Take every line from the material that has the word "公告编号" in it.
BEGIN
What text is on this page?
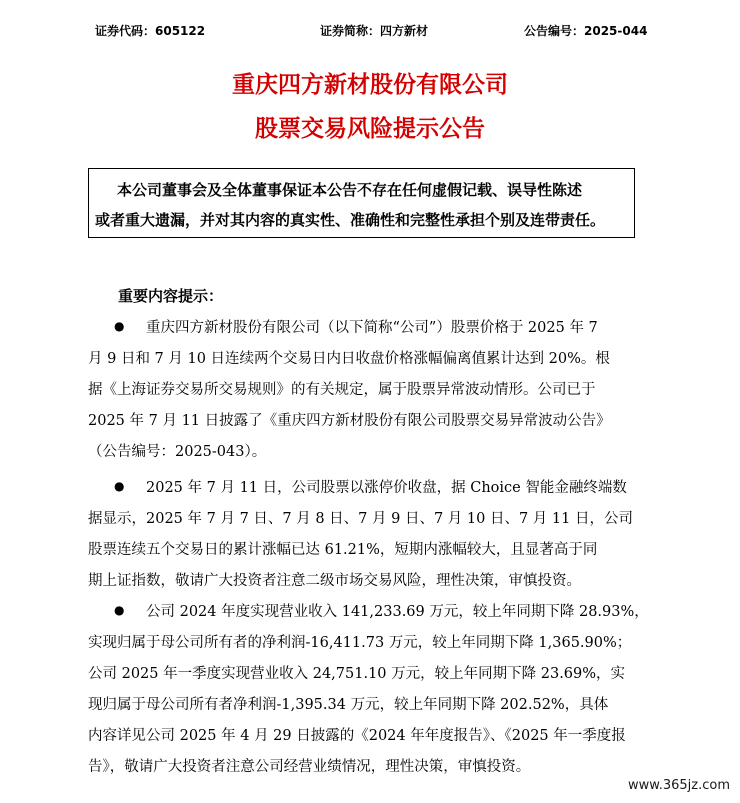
证券代码：605122	证券简称：四方新材	公告编号：2025-044
重庆四方新材股份有限公司
股票交易风险提示公告

本公司董事会及全体董事保证本公告不存在任何虚假记载、误导性陈述

或者重大遗漏，并对其内容的真实性、准确性和完整性承担个别及连带责任。

重要内容提示：
● 重庆四方新材股份有限公司（以下简称“公司”）股票价格于 2025 年 7
月 9 日和 7 月 10 日连续两个交易日内日收盘价格涨幅偏离值累计达到 20%。根
据《上海证券交易所交易规则》的有关规定，属于股票异常波动情形。公司已于
2025 年 7 月 11 日披露了《重庆四方新材股份有限公司股票交易异常波动公告》
（公告编号：2025-043）。
● 2025 年 7 月 11 日，公司股票以涨停价收盘，据 Choice 智能金融终端数
据显示，2025 年 7 月 7 日、7 月 8 日、7 月 9 日、7 月 10 日、7 月 11 日，公司
股票连续五个交易日的累计涨幅已达 61.21%，短期内涨幅较大，且显著高于同
期上证指数，敬请广大投资者注意二级市场交易风险，理性决策，审慎投资。
● 公司 2024 年度实现营业收入 141,233.69 万元，较上年同期下降 28.93%，
实现归属于母公司所有者的净利润-16,411.73 万元，较上年同期下降 1,365.90%；
公司 2025 年一季度实现营业收入 24,751.10 万元，较上年同期下降 23.69%，实
现归属于母公司所有者净利润-1,395.34 万元，较上年同期下降 202.52%，具体
内容详见公司 2025 年 4 月 29 日披露的《2024 年年度报告》、《2025 年一季度报
告》，敬请广大投资者注意公司经营业绩情况，理性决策，审慎投资。
www.365jz.com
END
● Expected output
证券代码：605122	证券简称：四方新材	公告编号：2025-044
（公告编号：2025-043）。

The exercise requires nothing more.